Document passage.
● ● ●

McCarty said more than 250,000 DHS employees now have the cards and his office is charged with ensuring employees can use them to get into the building and to log on to the computer network.

Getting control of different efforts

DHS used OMB’s PortfolioStat to help understand where the money is going for identity management across the agency.

“What we really need to do is understand what are the requirements we are talking about, where are the investments being made and where does it make sense for some investments, not all, to be lifted up to an enterprise level, and where does it make sense for a lot of this identity management to be managed local?” he said. “I don’t think the end result will be consolidation into one thing, but better management of what we have and leveraging from there.”

McCarty said the PortfolioStat added to the path they were on, especially around IT governance.

DHS also is testing two other uses of the secure ID cards.

One is to use the concepts of NSTIC to let state and local law enforcement and emergency management officials use the Homeland Security Information Network (HSIN) more easily and to let federal employees use HSPD-12 cards to log into HSIN.

DHS also wants to test the use for a system that requires level-2 assurance credentials, which requires the agency to have good confidence the person who is performing the transaction is who they say they are.

The IRS is a bit ahead of DHS, but still isn’t using its secure ID cards widely.

Sharon James, the director of cyber architecture and implementation at the IRS, said the bureau is moving to logical access using the secure ID cards in several hundred applications. The IRS also is using the cards in about 60 percent of their buildings for physical access.

James said the IRS also is looking externally to improve its identity management.

● ● ●

Prompt. Update the article on DHS identity management from "McCarty said more" through "around IT governance.", inclusive, and replace "agency" with "department". The records after this point are separate material and have nothing to do with the article.

Supplied entries.
● ● ●

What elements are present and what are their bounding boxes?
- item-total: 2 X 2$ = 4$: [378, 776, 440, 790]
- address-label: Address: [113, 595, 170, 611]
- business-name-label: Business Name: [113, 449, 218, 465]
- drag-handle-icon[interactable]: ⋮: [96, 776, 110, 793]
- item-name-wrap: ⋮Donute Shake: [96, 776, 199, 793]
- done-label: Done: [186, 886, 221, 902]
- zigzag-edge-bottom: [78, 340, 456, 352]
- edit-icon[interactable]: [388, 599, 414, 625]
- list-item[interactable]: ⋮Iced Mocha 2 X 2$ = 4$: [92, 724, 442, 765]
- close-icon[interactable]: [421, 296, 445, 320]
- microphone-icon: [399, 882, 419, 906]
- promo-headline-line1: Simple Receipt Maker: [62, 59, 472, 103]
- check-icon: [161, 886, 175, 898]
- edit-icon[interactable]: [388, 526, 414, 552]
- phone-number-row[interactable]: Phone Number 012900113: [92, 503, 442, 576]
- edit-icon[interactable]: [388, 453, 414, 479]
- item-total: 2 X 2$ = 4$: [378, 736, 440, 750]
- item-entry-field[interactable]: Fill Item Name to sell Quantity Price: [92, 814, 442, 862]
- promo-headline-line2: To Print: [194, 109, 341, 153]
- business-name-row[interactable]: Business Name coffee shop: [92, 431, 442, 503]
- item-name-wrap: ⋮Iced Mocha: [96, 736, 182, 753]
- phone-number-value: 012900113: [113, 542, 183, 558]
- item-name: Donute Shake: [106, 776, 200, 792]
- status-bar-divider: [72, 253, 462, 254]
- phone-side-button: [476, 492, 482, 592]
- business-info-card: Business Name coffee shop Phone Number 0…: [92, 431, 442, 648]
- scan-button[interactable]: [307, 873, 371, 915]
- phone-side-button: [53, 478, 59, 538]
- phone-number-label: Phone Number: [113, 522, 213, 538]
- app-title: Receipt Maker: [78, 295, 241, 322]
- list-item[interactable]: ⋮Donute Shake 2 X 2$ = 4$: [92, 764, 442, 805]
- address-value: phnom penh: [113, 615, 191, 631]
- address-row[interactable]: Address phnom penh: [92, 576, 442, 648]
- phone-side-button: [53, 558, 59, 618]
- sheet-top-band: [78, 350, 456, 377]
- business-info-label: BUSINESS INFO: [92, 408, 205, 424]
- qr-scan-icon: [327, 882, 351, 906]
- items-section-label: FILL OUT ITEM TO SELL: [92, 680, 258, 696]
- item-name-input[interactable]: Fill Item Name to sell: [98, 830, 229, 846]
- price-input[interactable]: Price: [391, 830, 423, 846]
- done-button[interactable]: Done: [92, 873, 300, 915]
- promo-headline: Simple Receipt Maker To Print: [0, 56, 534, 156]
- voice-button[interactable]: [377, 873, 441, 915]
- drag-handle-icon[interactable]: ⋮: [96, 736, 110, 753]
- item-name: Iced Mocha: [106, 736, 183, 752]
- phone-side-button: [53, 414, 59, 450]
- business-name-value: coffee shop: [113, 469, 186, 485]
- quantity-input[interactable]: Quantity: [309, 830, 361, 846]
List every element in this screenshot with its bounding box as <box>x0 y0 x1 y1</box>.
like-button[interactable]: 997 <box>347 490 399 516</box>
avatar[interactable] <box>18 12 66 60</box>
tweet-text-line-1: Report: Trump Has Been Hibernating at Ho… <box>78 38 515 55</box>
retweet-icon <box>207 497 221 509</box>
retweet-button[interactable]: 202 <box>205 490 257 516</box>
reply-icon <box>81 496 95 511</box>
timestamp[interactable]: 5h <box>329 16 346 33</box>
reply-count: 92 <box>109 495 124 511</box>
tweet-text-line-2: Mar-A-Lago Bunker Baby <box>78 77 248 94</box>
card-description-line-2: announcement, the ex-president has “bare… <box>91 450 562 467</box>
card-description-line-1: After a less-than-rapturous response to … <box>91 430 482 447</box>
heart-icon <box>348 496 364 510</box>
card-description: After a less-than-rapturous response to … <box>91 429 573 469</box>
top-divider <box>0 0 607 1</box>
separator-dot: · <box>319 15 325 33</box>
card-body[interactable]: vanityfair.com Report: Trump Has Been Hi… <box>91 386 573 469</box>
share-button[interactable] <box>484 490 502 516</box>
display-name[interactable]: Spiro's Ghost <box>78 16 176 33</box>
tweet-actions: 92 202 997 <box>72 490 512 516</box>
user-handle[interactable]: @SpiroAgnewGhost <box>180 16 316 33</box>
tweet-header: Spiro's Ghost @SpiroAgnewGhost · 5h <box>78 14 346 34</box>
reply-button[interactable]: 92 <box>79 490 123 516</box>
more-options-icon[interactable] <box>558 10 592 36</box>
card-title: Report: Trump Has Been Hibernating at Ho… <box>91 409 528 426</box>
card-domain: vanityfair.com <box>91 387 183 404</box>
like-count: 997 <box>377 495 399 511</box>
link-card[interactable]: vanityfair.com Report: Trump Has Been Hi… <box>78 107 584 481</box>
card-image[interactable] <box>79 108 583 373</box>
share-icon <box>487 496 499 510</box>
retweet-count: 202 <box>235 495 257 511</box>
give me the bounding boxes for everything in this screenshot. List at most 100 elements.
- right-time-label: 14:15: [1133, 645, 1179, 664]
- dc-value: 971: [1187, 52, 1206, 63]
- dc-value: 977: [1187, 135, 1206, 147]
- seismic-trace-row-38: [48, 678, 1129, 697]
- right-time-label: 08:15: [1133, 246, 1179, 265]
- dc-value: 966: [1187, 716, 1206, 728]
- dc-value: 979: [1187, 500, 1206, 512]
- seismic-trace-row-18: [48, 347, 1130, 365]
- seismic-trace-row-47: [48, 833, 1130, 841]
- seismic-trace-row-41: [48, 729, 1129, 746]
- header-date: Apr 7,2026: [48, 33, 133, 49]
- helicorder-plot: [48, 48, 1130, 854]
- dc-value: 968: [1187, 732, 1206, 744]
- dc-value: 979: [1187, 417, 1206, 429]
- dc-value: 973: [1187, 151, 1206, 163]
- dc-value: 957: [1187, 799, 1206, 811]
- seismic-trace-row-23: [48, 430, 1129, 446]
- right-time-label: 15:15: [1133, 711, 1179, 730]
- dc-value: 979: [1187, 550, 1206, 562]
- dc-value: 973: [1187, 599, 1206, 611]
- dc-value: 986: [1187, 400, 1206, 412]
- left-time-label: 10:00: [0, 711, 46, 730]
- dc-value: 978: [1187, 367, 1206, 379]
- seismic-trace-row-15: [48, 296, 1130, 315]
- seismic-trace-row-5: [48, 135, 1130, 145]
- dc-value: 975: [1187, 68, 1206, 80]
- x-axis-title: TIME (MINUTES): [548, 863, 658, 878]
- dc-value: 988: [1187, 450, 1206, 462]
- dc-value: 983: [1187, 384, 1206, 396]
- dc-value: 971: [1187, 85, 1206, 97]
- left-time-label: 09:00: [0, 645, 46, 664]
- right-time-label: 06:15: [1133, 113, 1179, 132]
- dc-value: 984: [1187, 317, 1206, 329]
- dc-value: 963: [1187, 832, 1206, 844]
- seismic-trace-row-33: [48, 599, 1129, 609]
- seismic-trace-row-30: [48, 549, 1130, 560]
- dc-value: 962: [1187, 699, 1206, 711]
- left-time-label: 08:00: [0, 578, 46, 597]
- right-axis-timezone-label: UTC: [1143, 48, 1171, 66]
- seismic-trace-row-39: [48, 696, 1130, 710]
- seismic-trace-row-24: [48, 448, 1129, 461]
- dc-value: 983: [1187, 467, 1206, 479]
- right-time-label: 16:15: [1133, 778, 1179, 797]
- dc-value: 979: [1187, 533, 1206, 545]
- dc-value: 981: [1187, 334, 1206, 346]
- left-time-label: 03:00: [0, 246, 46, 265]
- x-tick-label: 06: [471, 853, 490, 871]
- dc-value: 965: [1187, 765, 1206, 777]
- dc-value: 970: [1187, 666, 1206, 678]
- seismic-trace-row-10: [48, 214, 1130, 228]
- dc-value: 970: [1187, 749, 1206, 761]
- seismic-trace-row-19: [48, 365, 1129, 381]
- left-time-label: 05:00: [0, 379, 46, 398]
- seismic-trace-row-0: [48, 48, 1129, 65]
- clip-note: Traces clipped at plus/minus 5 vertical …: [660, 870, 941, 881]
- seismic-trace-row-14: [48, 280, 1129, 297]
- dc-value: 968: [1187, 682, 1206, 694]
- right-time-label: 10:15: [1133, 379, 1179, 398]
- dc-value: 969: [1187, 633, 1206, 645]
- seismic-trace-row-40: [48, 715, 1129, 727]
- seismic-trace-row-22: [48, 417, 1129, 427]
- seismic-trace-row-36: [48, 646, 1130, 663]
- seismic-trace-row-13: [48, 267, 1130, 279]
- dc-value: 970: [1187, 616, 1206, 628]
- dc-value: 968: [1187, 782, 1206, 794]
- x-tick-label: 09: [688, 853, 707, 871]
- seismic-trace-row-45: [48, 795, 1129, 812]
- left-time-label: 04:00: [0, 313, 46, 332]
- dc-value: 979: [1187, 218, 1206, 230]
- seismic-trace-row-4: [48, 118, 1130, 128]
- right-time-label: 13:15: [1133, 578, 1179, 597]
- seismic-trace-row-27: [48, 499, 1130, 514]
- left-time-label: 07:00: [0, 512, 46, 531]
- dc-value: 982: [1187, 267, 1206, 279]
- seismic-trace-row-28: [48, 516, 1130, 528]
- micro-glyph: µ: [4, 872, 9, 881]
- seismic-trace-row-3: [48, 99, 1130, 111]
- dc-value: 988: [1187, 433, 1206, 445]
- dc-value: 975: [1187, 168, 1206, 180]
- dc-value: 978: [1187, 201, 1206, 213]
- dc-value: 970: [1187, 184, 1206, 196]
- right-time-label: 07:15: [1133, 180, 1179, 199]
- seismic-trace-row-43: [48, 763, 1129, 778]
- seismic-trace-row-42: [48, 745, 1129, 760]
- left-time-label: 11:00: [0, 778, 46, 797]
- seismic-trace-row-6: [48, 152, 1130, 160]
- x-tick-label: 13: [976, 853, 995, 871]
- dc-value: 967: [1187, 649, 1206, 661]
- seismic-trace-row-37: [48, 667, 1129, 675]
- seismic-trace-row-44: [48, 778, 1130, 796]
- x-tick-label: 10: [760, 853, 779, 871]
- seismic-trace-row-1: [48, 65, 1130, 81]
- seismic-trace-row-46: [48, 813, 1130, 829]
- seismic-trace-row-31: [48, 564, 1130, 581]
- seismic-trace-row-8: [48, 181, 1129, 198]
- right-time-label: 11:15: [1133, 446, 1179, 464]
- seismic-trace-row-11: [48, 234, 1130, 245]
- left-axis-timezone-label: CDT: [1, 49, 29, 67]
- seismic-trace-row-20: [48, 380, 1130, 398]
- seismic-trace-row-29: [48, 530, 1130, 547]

● ● ●

Answer section.
McCarty said more than 250,000 DHS employees now have the cards and his office is charged with ensuring employees can use them to get into the building and to log on to the computer network.

Getting control of different efforts

DHS used OMB’s PortfolioStat to help understand where the money is going for identity management across the department.

“What we really need to do is understand what are the requirements we are talking about, where are the investments being made and where does it make sense for some investments, not all, to be lifted up to an enterprise level, and where does it make sense for a lot of this identity management to be managed local?” he said. “I don’t think the end result will be consolidation into one thing, but better management of what we have and leveraging from there.”

McCarty said the PortfolioStat added to the path they were on, especially around IT governance.